-- START --

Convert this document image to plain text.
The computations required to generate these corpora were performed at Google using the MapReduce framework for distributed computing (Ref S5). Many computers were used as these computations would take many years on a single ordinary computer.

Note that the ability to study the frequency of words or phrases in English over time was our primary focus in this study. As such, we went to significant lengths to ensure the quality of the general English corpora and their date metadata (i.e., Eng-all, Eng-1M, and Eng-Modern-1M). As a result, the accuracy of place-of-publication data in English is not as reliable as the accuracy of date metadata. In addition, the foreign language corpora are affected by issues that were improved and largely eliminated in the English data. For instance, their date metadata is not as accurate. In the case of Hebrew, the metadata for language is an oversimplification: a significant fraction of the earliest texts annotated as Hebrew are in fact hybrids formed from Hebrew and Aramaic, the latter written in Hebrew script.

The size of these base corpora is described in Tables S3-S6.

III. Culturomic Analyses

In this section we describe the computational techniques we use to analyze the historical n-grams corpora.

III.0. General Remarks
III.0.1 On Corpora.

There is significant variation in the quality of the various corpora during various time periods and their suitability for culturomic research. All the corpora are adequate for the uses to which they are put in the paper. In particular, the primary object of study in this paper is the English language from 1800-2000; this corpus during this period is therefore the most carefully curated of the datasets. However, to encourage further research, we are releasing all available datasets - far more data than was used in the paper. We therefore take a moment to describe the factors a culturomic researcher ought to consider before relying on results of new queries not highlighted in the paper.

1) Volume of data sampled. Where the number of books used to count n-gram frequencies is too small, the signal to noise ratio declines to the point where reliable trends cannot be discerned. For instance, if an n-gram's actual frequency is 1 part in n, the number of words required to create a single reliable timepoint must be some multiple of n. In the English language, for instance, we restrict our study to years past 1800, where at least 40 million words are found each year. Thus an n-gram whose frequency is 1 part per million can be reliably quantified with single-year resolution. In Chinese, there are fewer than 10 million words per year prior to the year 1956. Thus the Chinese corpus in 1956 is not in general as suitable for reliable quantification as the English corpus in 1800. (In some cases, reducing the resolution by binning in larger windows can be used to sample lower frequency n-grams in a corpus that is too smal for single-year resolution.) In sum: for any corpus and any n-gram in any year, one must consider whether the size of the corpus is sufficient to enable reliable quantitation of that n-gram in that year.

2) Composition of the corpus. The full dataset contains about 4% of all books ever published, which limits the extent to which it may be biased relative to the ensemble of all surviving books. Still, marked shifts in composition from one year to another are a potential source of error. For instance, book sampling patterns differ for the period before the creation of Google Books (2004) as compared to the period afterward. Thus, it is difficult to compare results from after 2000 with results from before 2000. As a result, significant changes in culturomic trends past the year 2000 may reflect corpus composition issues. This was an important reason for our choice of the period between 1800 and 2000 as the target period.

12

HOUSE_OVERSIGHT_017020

-- END --

### Objective:
Where a line above contains the word "were", copy that line.

### The completed task:
The computations required to generate these corpora were performed at Google using the MapReduce framework for distributed computing (Ref S5). Many computers were used as these computations would take many years on a single ordinary computer.
Note that the ability to study the frequency of words or phrases in English over time was our primary focus in this study. As such, we went to significant lengths to ensure the quality of the general English corpora and their date metadata (i.e., Eng-all, Eng-1M, and Eng-Modern-1M). As a result, the accuracy of place-of-publication data in English is not as reliable as the accuracy of date metadata. In addition, the foreign language corpora are affected by issues that were improved and largely eliminated in the English data. For instance, their date metadata is not as accurate. In the case of Hebrew, the metadata for language is an oversimplification: a significant fraction of the earliest texts annotated as Hebrew are in fact hybrids formed from Hebrew and Aramaic, the latter written in Hebrew script.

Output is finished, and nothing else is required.